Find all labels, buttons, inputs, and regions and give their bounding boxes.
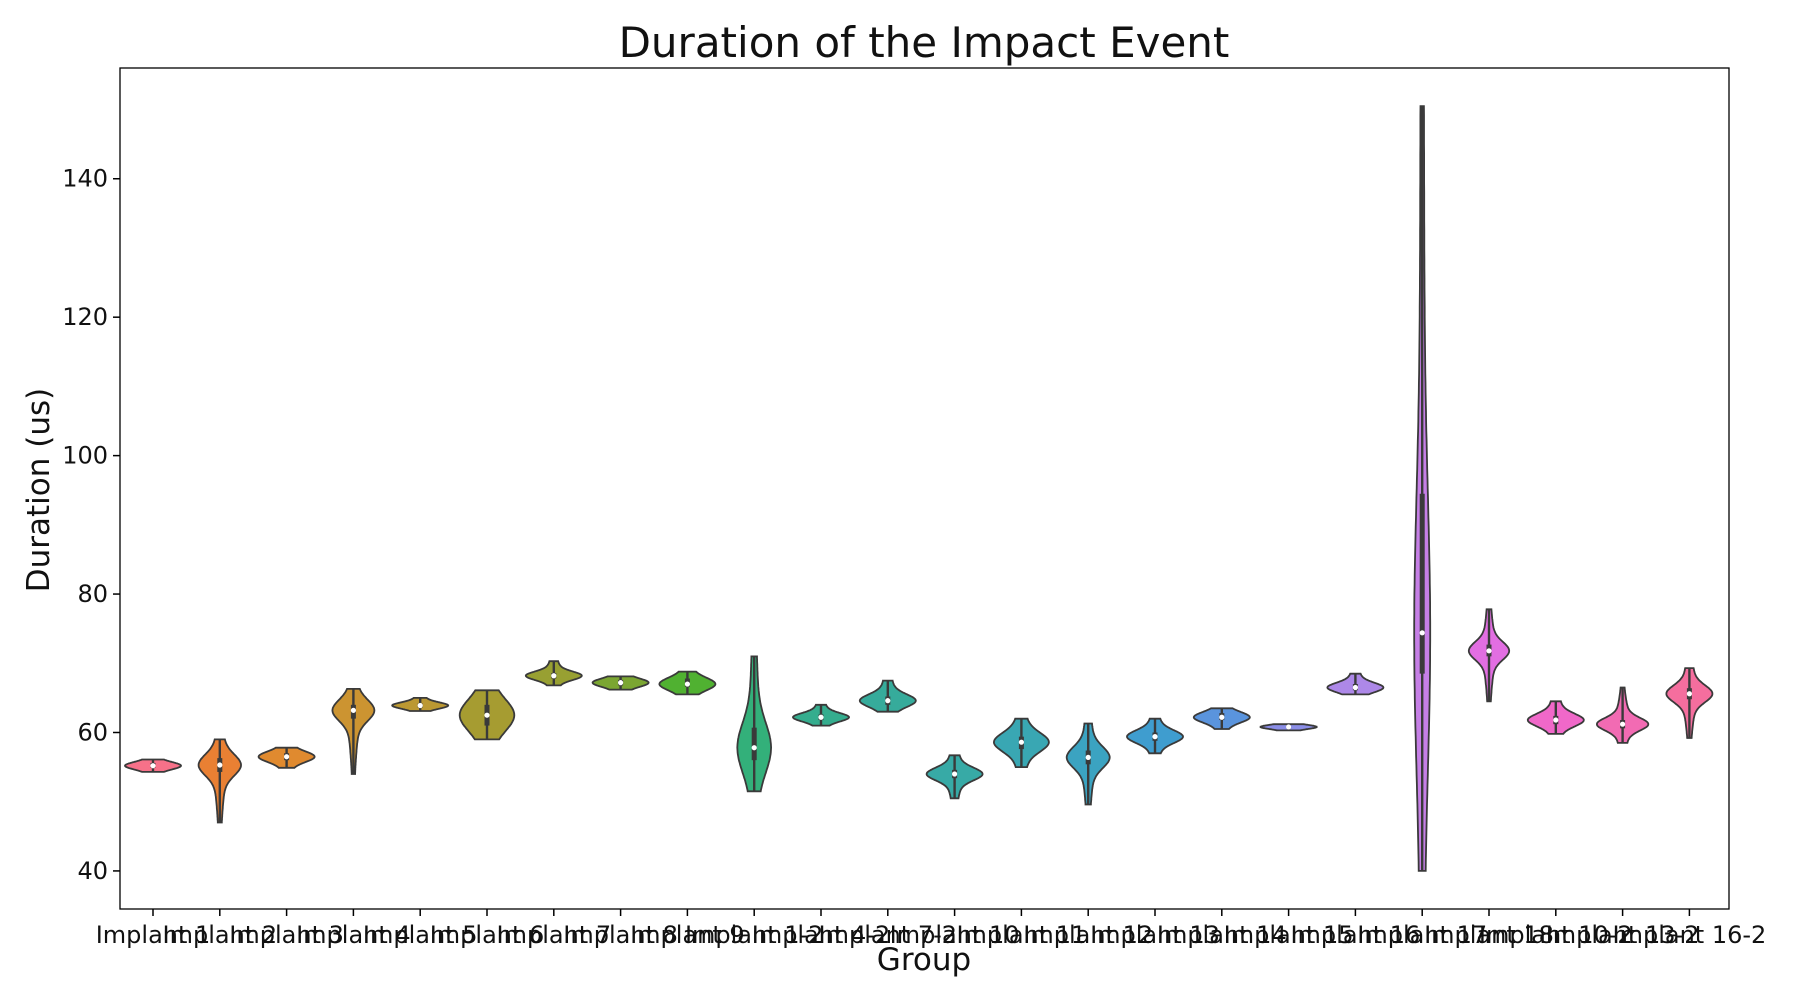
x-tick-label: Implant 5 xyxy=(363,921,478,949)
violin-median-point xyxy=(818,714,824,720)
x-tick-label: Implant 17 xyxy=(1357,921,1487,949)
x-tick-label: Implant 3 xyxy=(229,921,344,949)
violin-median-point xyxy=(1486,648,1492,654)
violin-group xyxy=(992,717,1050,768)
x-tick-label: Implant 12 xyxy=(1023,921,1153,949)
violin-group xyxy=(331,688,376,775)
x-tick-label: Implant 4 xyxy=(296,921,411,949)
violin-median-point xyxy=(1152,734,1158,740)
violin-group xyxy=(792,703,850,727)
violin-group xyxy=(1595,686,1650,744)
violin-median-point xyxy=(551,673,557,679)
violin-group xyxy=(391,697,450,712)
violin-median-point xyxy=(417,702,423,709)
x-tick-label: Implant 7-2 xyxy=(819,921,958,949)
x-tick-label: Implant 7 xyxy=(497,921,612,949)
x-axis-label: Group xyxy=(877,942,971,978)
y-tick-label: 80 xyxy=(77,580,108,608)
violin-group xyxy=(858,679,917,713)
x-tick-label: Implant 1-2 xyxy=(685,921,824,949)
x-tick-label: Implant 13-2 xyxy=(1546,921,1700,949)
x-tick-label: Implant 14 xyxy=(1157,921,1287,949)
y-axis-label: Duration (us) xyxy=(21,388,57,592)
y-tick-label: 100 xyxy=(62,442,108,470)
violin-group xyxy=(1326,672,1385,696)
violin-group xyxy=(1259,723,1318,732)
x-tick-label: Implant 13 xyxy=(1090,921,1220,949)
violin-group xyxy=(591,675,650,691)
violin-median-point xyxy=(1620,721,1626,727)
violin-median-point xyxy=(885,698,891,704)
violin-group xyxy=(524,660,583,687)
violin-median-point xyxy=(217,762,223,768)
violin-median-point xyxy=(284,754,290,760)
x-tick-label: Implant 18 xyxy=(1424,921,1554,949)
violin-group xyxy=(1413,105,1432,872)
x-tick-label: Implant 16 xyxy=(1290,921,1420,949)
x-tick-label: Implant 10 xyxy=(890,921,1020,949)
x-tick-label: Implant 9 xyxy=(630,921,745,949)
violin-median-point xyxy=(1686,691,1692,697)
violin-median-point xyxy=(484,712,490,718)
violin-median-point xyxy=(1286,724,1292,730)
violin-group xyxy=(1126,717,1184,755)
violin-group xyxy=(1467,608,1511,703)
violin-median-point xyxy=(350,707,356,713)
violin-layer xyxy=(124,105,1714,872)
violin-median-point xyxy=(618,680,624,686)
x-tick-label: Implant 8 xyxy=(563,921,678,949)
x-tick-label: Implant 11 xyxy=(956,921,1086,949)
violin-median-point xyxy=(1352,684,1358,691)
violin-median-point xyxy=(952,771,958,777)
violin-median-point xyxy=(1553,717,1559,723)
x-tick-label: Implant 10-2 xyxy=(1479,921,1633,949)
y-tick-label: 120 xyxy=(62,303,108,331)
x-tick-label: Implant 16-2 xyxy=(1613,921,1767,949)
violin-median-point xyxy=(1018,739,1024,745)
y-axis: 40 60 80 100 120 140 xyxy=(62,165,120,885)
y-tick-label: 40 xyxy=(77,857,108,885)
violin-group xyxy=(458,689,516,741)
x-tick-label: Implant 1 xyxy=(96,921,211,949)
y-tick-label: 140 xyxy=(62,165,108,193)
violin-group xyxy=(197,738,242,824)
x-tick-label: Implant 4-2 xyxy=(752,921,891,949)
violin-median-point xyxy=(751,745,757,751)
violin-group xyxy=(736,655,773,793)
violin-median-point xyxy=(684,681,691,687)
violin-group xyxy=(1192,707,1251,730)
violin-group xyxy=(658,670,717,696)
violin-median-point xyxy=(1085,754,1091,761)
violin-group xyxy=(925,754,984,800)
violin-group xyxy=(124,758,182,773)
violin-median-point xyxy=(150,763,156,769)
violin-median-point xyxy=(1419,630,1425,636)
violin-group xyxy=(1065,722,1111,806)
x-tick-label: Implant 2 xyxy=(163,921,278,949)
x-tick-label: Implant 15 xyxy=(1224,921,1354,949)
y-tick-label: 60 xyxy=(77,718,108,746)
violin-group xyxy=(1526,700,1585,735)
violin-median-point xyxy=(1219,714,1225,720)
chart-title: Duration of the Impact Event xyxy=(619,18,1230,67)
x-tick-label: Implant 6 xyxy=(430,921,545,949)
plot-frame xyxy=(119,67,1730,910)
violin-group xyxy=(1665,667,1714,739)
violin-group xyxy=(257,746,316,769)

::::::

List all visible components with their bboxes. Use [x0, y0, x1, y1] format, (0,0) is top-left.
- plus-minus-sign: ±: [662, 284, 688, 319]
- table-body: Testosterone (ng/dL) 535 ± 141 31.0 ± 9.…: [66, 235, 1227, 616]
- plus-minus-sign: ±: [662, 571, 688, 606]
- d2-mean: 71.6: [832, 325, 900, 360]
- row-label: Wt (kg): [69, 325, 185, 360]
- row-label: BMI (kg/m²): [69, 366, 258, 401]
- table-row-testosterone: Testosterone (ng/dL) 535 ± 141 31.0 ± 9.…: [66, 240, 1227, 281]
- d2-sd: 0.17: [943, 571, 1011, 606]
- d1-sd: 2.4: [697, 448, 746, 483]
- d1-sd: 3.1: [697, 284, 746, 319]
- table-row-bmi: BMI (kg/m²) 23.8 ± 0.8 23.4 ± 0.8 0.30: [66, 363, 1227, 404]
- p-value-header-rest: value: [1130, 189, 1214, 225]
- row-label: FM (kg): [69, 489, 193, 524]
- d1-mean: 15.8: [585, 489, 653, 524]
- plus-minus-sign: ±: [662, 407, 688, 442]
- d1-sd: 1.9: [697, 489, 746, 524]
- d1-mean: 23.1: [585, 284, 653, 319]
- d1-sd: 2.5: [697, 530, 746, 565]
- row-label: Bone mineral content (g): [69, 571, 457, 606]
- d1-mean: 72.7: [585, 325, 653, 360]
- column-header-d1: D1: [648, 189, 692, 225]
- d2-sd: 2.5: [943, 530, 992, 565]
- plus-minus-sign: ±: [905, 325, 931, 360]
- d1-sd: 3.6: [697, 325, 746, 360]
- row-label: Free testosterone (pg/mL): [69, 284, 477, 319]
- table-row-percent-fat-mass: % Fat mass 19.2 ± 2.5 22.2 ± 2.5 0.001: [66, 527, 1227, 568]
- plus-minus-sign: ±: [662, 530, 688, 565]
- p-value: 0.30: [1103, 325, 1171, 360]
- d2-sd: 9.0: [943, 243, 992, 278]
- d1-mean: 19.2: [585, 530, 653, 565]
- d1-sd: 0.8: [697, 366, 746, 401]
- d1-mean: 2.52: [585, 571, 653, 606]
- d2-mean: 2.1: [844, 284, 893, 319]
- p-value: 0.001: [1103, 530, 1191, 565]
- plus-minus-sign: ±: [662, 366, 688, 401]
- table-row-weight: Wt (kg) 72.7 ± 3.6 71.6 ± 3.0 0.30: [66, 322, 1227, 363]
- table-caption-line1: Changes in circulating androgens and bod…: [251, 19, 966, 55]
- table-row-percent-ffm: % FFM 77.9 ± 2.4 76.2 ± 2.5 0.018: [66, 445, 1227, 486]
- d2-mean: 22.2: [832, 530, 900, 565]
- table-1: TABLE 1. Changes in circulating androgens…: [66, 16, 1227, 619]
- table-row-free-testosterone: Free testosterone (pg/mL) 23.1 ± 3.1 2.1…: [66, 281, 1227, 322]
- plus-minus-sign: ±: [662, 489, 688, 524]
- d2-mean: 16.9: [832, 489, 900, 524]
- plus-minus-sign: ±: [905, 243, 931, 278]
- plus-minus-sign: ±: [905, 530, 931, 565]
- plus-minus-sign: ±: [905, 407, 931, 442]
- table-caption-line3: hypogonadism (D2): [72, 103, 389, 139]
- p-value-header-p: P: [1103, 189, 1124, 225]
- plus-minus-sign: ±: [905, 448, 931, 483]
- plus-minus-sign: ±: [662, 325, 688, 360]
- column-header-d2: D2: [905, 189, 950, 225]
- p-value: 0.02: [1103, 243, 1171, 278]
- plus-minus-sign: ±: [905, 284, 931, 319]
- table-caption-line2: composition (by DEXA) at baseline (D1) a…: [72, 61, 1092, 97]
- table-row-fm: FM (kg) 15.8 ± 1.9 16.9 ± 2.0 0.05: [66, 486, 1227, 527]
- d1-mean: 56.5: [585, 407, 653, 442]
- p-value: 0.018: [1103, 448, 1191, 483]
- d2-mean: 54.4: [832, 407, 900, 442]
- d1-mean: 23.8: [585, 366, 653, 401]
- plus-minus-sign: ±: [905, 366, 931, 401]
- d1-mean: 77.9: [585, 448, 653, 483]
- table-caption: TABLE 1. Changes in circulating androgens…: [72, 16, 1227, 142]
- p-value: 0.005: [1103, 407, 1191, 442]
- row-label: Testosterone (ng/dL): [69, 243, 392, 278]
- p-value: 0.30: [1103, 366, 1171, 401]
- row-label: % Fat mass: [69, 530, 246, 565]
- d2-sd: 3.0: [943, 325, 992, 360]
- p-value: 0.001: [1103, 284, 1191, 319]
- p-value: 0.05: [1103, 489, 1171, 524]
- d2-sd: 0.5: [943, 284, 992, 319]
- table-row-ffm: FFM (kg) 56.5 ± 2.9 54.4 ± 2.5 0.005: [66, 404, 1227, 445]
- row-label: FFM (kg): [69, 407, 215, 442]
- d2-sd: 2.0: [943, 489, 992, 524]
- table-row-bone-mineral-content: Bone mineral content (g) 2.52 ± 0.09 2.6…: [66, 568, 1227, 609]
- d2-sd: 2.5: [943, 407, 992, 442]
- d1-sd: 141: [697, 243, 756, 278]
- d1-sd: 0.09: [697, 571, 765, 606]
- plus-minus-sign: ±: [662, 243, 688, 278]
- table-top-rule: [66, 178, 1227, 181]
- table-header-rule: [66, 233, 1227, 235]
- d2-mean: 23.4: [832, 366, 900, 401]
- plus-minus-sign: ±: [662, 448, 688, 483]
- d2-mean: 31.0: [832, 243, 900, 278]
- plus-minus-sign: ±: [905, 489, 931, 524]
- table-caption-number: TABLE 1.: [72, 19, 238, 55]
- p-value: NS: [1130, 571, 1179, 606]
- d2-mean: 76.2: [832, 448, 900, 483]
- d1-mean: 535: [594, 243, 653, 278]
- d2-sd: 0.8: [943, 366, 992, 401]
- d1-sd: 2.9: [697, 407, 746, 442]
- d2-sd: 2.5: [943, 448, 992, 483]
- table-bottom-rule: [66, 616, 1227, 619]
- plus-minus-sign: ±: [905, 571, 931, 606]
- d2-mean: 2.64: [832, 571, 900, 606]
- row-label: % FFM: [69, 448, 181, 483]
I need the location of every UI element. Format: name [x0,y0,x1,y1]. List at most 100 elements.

::::::

Aim -> Please put the lines from the one with "List all visible" to the one with "- d1-sd: 2.5: [697, 530, 746, 565]", both ends included, into a Markdown table with the columns Row and Item line, numbering each line and leaving out blank lines.

Solved exercise ->
| Row | Item line |
|---|---|
| 1 | List all visible components with their bboxes. Use [x0, y0, x1, y1] format, (0,0) is top-left. |
| 2 | - plus-minus-sign: ±: [662, 284, 688, 319] |
| 3 | - table-body: Testosterone (ng/dL) 535 ± 141 31.0 ± 9.…: [66, 235, 1227, 616] |
| 4 | - plus-minus-sign: ±: [662, 571, 688, 606] |
| 5 | - d2-mean: 71.6: [832, 325, 900, 360] |
| 6 | - row-label: Wt (kg): [69, 325, 185, 360] |
| 7 | - row-label: BMI (kg/m²): [69, 366, 258, 401] |
| 8 | - table-row-testosterone: Testosterone (ng/dL) 535 ± 141 31.0 ± 9.…: [66, 240, 1227, 281] |
| 9 | - d2-sd: 0.17: [943, 571, 1011, 606] |
| 10 | - d1-sd: 2.4: [697, 448, 746, 483] |
| 11 | - d1-sd: 3.1: [697, 284, 746, 319] |
| 12 | - table-row-bmi: BMI (kg/m²) 23.8 ± 0.8 23.4 ± 0.8 0.30: [66, 363, 1227, 404] |
| 13 | - p-value-header-rest: value: [1130, 189, 1214, 225] |
| 14 | - row-label: FM (kg): [69, 489, 193, 524] |
| 15 | - d1-mean: 15.8: [585, 489, 653, 524] |
| 16 | - plus-minus-sign: ±: [662, 407, 688, 442] |
| 17 | - d1-sd: 1.9: [697, 489, 746, 524] |
| 18 | - d1-mean: 23.1: [585, 284, 653, 319] |
| 19 | - d1-sd: 2.5: [697, 530, 746, 565] |